ABOUT THIS TASK
What is the number of lines below that hold "hinaus"? Answer with that number only.

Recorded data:
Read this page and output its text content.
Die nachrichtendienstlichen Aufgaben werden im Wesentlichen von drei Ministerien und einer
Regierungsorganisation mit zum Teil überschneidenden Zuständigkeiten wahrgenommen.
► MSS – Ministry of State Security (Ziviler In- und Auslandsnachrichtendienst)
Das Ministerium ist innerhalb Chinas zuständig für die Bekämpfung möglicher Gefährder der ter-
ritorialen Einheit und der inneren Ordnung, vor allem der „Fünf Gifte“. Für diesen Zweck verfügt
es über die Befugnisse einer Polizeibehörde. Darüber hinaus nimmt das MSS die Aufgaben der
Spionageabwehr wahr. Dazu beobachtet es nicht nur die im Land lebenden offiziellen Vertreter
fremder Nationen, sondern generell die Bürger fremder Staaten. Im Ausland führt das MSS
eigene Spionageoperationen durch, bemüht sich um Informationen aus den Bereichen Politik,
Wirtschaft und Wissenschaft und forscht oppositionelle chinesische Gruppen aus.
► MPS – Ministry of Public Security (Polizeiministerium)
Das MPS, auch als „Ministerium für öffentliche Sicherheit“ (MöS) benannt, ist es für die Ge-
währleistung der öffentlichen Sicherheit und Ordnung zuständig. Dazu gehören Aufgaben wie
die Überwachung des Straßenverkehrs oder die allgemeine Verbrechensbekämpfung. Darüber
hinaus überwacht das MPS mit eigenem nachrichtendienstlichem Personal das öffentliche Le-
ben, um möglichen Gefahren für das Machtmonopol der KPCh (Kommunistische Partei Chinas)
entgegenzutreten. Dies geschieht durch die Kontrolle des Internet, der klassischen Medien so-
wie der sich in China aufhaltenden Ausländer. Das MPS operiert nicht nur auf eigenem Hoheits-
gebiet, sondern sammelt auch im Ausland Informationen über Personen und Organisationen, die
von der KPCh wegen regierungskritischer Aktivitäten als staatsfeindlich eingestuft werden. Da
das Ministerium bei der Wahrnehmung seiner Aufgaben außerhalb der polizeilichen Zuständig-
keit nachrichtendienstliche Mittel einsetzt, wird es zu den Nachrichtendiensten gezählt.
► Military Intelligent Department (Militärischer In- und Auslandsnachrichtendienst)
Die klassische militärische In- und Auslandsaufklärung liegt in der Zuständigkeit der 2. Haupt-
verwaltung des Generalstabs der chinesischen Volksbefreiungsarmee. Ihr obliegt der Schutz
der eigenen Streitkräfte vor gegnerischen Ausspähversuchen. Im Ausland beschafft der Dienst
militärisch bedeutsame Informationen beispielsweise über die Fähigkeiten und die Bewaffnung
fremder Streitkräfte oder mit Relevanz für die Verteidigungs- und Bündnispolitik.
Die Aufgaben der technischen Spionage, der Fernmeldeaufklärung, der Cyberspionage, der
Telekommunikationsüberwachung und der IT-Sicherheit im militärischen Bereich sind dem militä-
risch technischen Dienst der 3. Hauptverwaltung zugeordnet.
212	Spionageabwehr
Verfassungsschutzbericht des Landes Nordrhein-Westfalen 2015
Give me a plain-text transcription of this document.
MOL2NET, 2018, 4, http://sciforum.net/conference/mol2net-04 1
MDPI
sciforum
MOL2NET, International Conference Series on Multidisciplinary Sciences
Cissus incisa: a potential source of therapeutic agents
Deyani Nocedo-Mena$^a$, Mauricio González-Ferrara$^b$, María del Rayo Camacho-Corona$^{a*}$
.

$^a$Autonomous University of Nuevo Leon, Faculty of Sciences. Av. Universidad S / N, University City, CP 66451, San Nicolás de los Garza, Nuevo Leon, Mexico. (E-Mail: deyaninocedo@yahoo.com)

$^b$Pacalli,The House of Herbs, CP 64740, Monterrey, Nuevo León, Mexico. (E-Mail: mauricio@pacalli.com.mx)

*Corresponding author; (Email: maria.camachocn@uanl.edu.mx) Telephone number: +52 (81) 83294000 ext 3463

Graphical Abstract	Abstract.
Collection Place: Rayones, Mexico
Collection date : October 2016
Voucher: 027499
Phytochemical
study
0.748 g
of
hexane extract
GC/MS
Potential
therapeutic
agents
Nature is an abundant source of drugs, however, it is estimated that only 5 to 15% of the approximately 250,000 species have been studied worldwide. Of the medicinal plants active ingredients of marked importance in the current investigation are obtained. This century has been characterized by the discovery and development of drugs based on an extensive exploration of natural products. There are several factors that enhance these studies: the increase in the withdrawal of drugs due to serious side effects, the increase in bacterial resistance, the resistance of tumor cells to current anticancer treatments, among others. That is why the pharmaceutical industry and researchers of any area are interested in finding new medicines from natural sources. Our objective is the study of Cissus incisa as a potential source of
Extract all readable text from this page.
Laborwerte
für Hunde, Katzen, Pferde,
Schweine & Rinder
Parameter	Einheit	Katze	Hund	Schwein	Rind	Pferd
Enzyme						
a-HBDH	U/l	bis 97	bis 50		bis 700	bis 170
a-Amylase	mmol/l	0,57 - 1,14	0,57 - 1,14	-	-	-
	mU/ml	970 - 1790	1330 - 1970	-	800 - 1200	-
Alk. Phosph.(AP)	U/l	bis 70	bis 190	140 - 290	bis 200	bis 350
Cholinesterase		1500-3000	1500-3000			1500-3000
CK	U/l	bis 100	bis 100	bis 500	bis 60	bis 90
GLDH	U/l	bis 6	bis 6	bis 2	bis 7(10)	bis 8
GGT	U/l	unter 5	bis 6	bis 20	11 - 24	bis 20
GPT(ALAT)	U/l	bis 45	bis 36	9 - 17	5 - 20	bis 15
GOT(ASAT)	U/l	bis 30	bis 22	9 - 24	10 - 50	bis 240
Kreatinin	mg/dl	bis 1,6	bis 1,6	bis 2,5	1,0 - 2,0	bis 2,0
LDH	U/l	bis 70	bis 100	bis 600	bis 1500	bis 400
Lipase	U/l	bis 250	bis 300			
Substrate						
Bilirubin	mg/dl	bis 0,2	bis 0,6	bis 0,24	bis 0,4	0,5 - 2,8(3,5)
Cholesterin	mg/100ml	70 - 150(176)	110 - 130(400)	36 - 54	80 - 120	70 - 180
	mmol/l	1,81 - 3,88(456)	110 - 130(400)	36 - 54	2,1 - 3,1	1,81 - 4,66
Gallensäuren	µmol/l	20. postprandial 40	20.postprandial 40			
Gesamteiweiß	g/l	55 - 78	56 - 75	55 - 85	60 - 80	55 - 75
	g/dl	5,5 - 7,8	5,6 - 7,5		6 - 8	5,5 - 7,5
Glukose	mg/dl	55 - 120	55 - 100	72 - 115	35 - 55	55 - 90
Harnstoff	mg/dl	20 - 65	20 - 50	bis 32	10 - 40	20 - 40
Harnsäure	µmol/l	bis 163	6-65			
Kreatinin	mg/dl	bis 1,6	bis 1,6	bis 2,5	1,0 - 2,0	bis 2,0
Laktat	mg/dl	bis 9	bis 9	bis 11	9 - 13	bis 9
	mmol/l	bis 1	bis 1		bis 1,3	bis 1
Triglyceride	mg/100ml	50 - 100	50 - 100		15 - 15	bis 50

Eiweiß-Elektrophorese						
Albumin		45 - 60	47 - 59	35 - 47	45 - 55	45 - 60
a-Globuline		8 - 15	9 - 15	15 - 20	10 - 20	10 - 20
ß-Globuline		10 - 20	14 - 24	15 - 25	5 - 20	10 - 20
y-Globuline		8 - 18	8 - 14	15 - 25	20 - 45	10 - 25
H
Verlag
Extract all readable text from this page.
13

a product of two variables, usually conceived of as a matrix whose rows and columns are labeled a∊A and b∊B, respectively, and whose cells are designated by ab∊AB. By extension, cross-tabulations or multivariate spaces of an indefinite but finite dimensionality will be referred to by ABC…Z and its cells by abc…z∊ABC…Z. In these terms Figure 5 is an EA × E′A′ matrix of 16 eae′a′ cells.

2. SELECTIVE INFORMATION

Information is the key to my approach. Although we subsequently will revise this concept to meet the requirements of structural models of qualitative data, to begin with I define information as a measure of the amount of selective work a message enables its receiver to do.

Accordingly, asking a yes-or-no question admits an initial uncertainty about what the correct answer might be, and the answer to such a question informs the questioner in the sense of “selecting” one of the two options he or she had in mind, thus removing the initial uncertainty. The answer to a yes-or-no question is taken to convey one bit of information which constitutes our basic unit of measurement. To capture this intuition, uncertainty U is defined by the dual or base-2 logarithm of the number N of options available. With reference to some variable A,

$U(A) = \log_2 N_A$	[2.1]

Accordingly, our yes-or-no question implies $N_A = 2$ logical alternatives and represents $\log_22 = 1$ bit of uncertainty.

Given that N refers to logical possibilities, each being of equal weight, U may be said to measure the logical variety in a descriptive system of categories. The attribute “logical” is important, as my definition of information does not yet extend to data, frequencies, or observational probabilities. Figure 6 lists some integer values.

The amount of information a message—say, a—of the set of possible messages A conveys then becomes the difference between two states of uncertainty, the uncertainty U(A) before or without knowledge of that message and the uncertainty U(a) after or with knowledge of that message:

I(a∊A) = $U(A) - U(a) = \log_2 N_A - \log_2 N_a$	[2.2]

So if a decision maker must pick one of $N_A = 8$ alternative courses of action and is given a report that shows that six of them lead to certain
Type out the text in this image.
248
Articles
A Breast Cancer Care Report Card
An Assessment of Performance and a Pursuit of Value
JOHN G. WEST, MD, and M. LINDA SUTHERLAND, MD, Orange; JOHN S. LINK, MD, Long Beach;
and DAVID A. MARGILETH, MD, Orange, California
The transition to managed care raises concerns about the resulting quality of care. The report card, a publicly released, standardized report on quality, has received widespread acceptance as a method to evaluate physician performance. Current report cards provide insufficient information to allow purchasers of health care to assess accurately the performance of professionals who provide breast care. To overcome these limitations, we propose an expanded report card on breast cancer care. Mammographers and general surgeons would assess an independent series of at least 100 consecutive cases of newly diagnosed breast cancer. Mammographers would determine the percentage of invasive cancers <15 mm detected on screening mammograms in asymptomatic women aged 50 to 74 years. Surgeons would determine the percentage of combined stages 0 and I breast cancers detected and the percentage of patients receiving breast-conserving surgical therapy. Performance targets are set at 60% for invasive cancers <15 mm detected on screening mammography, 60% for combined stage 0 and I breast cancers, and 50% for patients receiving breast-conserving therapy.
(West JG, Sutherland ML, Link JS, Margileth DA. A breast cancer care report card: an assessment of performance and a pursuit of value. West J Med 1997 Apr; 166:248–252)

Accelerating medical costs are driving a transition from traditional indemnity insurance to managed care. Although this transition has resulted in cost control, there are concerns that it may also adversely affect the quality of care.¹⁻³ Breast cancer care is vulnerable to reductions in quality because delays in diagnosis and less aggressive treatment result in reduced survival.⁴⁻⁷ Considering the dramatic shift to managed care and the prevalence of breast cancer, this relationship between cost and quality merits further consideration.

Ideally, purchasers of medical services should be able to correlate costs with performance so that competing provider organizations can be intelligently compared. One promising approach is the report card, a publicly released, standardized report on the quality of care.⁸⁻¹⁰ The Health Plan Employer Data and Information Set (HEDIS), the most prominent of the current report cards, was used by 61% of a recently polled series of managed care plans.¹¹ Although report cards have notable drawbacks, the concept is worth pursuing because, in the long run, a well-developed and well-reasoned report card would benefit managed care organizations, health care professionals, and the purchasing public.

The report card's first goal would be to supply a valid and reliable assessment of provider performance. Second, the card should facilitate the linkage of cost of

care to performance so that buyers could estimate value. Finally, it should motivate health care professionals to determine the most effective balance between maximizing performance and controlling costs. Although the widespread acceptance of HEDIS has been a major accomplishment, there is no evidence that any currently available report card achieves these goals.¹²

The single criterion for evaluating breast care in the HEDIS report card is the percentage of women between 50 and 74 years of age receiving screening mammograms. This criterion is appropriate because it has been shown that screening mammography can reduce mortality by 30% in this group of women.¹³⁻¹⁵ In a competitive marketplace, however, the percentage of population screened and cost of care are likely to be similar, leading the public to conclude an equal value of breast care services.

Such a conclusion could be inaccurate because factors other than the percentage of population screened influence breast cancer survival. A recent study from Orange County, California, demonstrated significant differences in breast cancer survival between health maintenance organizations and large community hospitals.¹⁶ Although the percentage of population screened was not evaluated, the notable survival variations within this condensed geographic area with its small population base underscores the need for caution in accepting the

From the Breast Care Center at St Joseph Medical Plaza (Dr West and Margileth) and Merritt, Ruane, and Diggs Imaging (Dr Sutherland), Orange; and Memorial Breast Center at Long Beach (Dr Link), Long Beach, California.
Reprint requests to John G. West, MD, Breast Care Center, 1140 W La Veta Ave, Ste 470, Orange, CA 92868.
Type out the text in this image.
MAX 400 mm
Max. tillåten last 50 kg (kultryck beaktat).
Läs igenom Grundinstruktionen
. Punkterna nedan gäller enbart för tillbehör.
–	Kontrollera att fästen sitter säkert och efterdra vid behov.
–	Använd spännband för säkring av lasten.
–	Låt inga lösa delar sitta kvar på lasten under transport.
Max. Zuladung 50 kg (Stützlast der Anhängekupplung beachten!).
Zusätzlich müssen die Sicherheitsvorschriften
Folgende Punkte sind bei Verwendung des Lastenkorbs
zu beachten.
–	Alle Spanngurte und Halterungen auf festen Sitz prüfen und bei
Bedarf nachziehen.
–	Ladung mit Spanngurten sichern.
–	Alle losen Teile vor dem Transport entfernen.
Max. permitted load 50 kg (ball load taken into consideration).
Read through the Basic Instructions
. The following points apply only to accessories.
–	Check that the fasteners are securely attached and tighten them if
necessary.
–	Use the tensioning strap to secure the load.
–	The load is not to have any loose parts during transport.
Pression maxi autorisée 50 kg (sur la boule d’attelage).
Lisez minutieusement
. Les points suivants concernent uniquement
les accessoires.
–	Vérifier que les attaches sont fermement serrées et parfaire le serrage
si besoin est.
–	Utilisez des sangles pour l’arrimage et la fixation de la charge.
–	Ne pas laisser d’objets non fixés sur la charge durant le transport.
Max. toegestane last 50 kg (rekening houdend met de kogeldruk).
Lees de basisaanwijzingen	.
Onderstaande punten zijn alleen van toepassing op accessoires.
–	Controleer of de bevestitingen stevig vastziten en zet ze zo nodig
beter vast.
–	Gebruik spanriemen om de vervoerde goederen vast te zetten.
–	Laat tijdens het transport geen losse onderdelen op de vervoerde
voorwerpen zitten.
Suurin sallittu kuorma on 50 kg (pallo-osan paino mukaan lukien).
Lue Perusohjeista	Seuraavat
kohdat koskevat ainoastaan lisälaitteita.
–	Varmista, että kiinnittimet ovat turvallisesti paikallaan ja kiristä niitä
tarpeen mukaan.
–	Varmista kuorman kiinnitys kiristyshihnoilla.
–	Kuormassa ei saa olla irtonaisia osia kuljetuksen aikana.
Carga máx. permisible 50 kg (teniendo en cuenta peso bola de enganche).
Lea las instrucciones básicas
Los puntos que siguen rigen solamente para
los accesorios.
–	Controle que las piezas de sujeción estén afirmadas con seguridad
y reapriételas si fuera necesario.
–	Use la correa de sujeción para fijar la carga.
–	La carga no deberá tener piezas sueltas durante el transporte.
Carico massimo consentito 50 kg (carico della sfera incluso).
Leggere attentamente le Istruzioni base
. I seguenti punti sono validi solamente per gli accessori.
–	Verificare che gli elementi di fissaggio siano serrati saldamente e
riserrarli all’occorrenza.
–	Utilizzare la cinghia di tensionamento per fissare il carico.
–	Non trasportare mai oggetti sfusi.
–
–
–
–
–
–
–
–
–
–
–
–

ANSWER AREA
2